* TO DO
An identical copy of all the entries is the required result.

■ ■ ■ ■

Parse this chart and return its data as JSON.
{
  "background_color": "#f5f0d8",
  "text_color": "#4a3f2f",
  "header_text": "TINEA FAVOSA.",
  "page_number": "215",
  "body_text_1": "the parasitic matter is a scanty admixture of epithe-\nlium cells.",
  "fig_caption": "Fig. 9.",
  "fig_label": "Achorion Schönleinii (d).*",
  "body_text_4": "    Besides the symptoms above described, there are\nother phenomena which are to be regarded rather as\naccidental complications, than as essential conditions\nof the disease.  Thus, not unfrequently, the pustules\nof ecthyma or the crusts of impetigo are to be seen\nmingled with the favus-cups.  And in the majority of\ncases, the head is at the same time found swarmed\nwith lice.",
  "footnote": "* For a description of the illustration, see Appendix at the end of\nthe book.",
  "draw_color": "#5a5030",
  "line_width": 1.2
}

■ ■ ■ ■

* RESPONSE BOX
Parse this chart and return its data as JSON.
{
  "background_color": "#f5f0d8",
  "text_color": "#4a3f2f",
  "header_text": "TINEA FAVOSA.",
  "page_number": "215",
  "body_text_1": "the parasitic matter is a scanty admixture of epithe-\nlium cells.",
  "fig_caption": "Fig. 9.",
  "fig_label": "Achorion Schönleinii (d).*",
  "body_text_4": "    Besides the symptoms above described, there are\nother phenomena which are to be regarded rather as\naccidental complications, than as essential conditions\nof the disease.  Thus, not unfrequently, the pustules\nof ecthyma or the crusts of impetigo are to be seen\nmingled with the favus-cups.  And in the majority of\ncases, the head is at the same time found swarmed\nwith lice.",
  "footnote": "* For a description of the illustration, see Appendix at the end of\nthe book.",
  "draw_color": "#5a5030",
  "line_width": 1.2
}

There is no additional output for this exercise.